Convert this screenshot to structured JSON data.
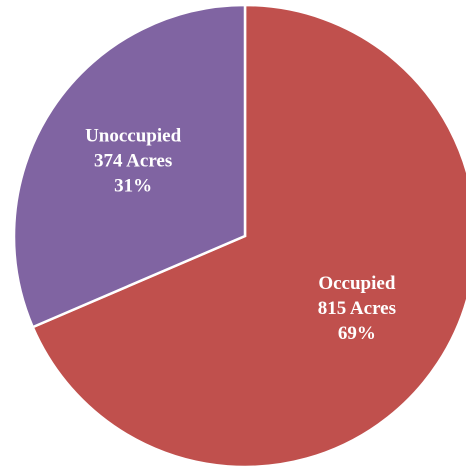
{
  "chart_data": {
    "type": "pie",
    "categories": [
      "Occupied",
      "Unoccupied"
    ],
    "values": [
      815,
      374
    ],
    "value_labels": [
      "815 Acres",
      "374 Acres"
    ],
    "percents": [
      69,
      31
    ],
    "percent_labels": [
      "69%",
      "31%"
    ],
    "colors": [
      "#c0504d",
      "#8064a2"
    ]
  }
}
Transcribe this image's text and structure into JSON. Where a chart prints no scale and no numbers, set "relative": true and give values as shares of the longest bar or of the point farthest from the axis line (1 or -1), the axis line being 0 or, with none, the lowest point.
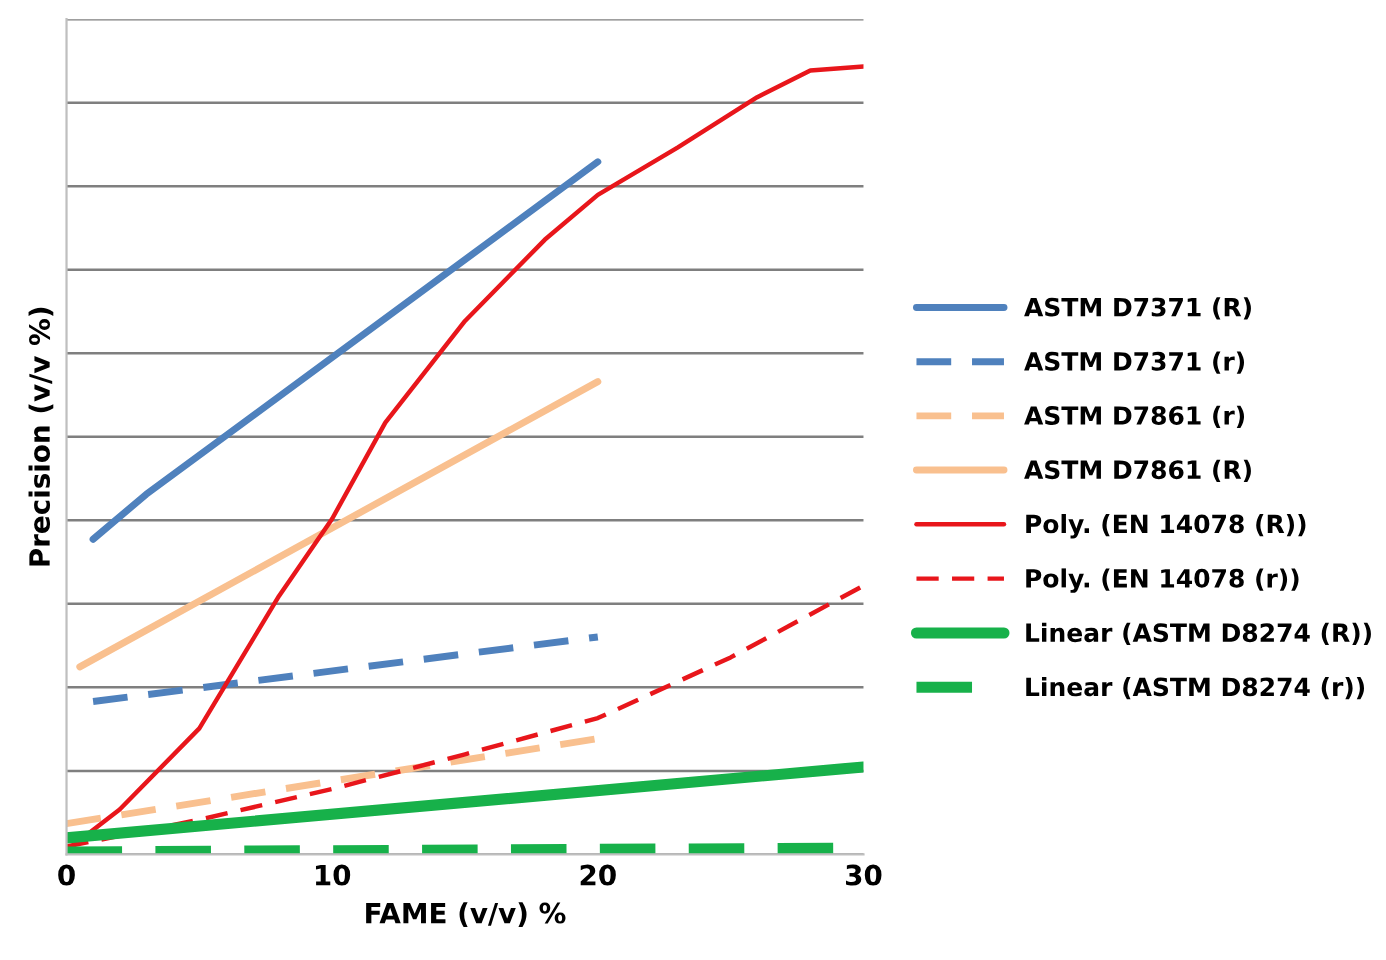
{
  "chart_data": {
    "type": "line",
    "relative": true,
    "xlabel": "FAME (v/v) %",
    "ylabel": "Precision (v/v %)",
    "xlim": [
      0,
      30
    ],
    "xticks": [
      0,
      10,
      20,
      30
    ],
    "grid": "y",
    "legend": "right",
    "tick_labels": "x",
    "series": [
      {
        "name": "ASTM D7371 (R)",
        "color": "#4f81bd",
        "line_style": "solid",
        "x": [
          1,
          3,
          20
        ],
        "values": [
          0.4,
          0.457,
          0.879
        ]
      },
      {
        "name": "ASTM D7371 (r)",
        "color": "#4f81bd",
        "line_style": "dashed",
        "x": [
          1,
          20
        ],
        "values": [
          0.194,
          0.276
        ]
      },
      {
        "name": "ASTM D7861 (r)",
        "color": "#f9c08f",
        "line_style": "dashed",
        "x": [
          0,
          20
        ],
        "values": [
          0.039,
          0.147
        ]
      },
      {
        "name": "ASTM D7861 (R)",
        "color": "#f9c08f",
        "line_style": "solid",
        "x": [
          0.5,
          20
        ],
        "values": [
          0.238,
          0.6
        ]
      },
      {
        "name": "Poly. (EN 14078 (R))",
        "color": "#e8161b",
        "line_style": "solid",
        "x": [
          0,
          2,
          5,
          8,
          10,
          12,
          15,
          18,
          20,
          23,
          26,
          28,
          30
        ],
        "values": [
          0.005,
          0.057,
          0.16,
          0.328,
          0.426,
          0.548,
          0.677,
          0.78,
          0.837,
          0.897,
          0.961,
          0.995,
          1
        ]
      },
      {
        "name": "Poly. (EN 14078 (r))",
        "color": "#e8161b",
        "line_style": "dashed",
        "x": [
          0,
          5,
          10,
          15,
          20,
          25,
          30
        ],
        "values": [
          0.01,
          0.044,
          0.083,
          0.127,
          0.173,
          0.25,
          0.341
        ]
      },
      {
        "name": "Linear (ASTM D8274 (R))",
        "color": "#17b14a",
        "line_style": "solid",
        "x": [
          0,
          30
        ],
        "values": [
          0.021,
          0.111
        ]
      },
      {
        "name": "Linear (ASTM D8274 (r))",
        "color": "#17b14a",
        "line_style": "dashed",
        "x": [
          0,
          30
        ],
        "values": [
          0.003,
          0.008
        ]
      }
    ]
  }
}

= = =

Task goal: Reproduce the full listing above verbatim, with no pictures included.

Final result:
Convert this screenshot to structured JSON data.
{
  "chart_data": {
    "type": "pie",
    "categories": [
      "Occupied",
      "Unoccupied"
    ],
    "values": [
      815,
      374
    ],
    "value_labels": [
      "815 Acres",
      "374 Acres"
    ],
    "percents": [
      69,
      31
    ],
    "percent_labels": [
      "69%",
      "31%"
    ],
    "colors": [
      "#c0504d",
      "#8064a2"
    ]
  }
}
Transcribe this image's text and structure into JSON. Where a chart prints no scale and no numbers, set "relative": true and give values as shares of the longest bar or of the point farthest from the axis line (1 or -1), the axis line being 0 or, with none, the lowest point.
{
  "chart_data": {
    "type": "line",
    "relative": true,
    "xlabel": "FAME (v/v) %",
    "ylabel": "Precision (v/v %)",
    "xlim": [
      0,
      30
    ],
    "xticks": [
      0,
      10,
      20,
      30
    ],
    "grid": "y",
    "legend": "right",
    "tick_labels": "x",
    "series": [
      {
        "name": "ASTM D7371 (R)",
        "color": "#4f81bd",
        "line_style": "solid",
        "x": [
          1,
          3,
          20
        ],
        "values": [
          0.4,
          0.457,
          0.879
        ]
      },
      {
        "name": "ASTM D7371 (r)",
        "color": "#4f81bd",
        "line_style": "dashed",
        "x": [
          1,
          20
        ],
        "values": [
          0.194,
          0.276
        ]
      },
      {
        "name": "ASTM D7861 (r)",
        "color": "#f9c08f",
        "line_style": "dashed",
        "x": [
          0,
          20
        ],
        "values": [
          0.039,
          0.147
        ]
      },
      {
        "name": "ASTM D7861 (R)",
        "color": "#f9c08f",
        "line_style": "solid",
        "x": [
          0.5,
          20
        ],
        "values": [
          0.238,
          0.6
        ]
      },
      {
        "name": "Poly. (EN 14078 (R))",
        "color": "#e8161b",
        "line_style": "solid",
        "x": [
          0,
          2,
          5,
          8,
          10,
          12,
          15,
          18,
          20,
          23,
          26,
          28,
          30
        ],
        "values": [
          0.005,
          0.057,
          0.16,
          0.328,
          0.426,
          0.548,
          0.677,
          0.78,
          0.837,
          0.897,
          0.961,
          0.995,
          1
        ]
      },
      {
        "name": "Poly. (EN 14078 (r))",
        "color": "#e8161b",
        "line_style": "dashed",
        "x": [
          0,
          5,
          10,
          15,
          20,
          25,
          30
        ],
        "values": [
          0.01,
          0.044,
          0.083,
          0.127,
          0.173,
          0.25,
          0.341
        ]
      },
      {
        "name": "Linear (ASTM D8274 (R))",
        "color": "#17b14a",
        "line_style": "solid",
        "x": [
          0,
          30
        ],
        "values": [
          0.021,
          0.111
        ]
      },
      {
        "name": "Linear (ASTM D8274 (r))",
        "color": "#17b14a",
        "line_style": "dashed",
        "x": [
          0,
          30
        ],
        "values": [
          0.003,
          0.008
        ]
      }
    ]
  }
}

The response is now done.